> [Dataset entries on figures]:
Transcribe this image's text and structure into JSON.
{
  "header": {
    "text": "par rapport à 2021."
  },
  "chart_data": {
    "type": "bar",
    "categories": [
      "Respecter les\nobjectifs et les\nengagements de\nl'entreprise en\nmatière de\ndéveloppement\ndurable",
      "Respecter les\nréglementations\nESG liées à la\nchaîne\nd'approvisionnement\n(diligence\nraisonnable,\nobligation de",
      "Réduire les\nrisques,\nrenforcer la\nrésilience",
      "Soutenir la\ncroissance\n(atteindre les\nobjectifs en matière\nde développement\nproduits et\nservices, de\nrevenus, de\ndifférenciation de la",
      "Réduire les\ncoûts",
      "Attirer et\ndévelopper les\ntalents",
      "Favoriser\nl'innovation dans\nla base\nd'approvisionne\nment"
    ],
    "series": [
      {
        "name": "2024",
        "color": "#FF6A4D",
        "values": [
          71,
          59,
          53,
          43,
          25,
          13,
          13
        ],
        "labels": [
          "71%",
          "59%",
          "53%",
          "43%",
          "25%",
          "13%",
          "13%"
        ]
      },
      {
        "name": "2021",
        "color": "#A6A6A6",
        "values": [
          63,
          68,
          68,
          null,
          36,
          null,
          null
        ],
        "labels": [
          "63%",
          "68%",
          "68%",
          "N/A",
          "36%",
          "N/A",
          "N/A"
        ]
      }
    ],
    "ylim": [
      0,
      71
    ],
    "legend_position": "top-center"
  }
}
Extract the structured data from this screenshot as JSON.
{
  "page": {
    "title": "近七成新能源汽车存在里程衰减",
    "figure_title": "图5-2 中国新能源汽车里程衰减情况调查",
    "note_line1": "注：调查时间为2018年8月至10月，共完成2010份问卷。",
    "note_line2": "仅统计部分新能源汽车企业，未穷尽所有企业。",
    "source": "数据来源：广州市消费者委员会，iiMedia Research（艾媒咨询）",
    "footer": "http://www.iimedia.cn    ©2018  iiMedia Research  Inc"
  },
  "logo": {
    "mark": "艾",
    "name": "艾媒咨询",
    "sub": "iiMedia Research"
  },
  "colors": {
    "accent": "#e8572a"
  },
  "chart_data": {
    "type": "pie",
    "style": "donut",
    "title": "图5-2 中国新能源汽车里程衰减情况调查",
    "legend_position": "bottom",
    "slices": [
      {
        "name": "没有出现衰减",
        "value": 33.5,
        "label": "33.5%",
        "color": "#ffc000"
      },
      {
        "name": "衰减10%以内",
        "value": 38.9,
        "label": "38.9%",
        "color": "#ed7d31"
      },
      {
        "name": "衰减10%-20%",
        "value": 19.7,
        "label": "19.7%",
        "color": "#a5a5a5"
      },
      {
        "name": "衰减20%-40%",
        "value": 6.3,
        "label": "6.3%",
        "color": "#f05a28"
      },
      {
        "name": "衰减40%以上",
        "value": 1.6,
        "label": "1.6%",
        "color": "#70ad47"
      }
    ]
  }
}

> [Aim]:
Transcribe every entry exactly.

> [Exercise response]:
Transcribe this image's text and structure into JSON.
{
  "header": {
    "text": "par rapport à 2021."
  },
  "chart_data": {
    "type": "bar",
    "categories": [
      "Respecter les\nobjectifs et les\nengagements de\nl'entreprise en\nmatière de\ndéveloppement\ndurable",
      "Respecter les\nréglementations\nESG liées à la\nchaîne\nd'approvisionnement\n(diligence\nraisonnable,\nobligation de",
      "Réduire les\nrisques,\nrenforcer la\nrésilience",
      "Soutenir la\ncroissance\n(atteindre les\nobjectifs en matière\nde développement\nproduits et\nservices, de\nrevenus, de\ndifférenciation de la",
      "Réduire les\ncoûts",
      "Attirer et\ndévelopper les\ntalents",
      "Favoriser\nl'innovation dans\nla base\nd'approvisionne\nment"
    ],
    "series": [
      {
        "name": "2024",
        "color": "#FF6A4D",
        "values": [
          71,
          59,
          53,
          43,
          25,
          13,
          13
        ],
        "labels": [
          "71%",
          "59%",
          "53%",
          "43%",
          "25%",
          "13%",
          "13%"
        ]
      },
      {
        "name": "2021",
        "color": "#A6A6A6",
        "values": [
          63,
          68,
          68,
          null,
          36,
          null,
          null
        ],
        "labels": [
          "63%",
          "68%",
          "68%",
          "N/A",
          "36%",
          "N/A",
          "N/A"
        ]
      }
    ],
    "ylim": [
      0,
      71
    ],
    "legend_position": "top-center"
  }
}
Extract the structured data from this screenshot as JSON.
{
  "page": {
    "title": "近七成新能源汽车存在里程衰减",
    "figure_title": "图5-2 中国新能源汽车里程衰减情况调查",
    "note_line1": "注：调查时间为2018年8月至10月，共完成2010份问卷。",
    "note_line2": "仅统计部分新能源汽车企业，未穷尽所有企业。",
    "source": "数据来源：广州市消费者委员会，iiMedia Research（艾媒咨询）",
    "footer": "http://www.iimedia.cn    ©2018  iiMedia Research  Inc"
  },
  "logo": {
    "mark": "艾",
    "name": "艾媒咨询",
    "sub": "iiMedia Research"
  },
  "colors": {
    "accent": "#e8572a"
  },
  "chart_data": {
    "type": "pie",
    "style": "donut",
    "title": "图5-2 中国新能源汽车里程衰减情况调查",
    "legend_position": "bottom",
    "slices": [
      {
        "name": "没有出现衰减",
        "value": 33.5,
        "label": "33.5%",
        "color": "#ffc000"
      },
      {
        "name": "衰减10%以内",
        "value": 38.9,
        "label": "38.9%",
        "color": "#ed7d31"
      },
      {
        "name": "衰减10%-20%",
        "value": 19.7,
        "label": "19.7%",
        "color": "#a5a5a5"
      },
      {
        "name": "衰减20%-40%",
        "value": 6.3,
        "label": "6.3%",
        "color": "#f05a28"
      },
      {
        "name": "衰减40%以上",
        "value": 1.6,
        "label": "1.6%",
        "color": "#70ad47"
      }
    ]
  }
}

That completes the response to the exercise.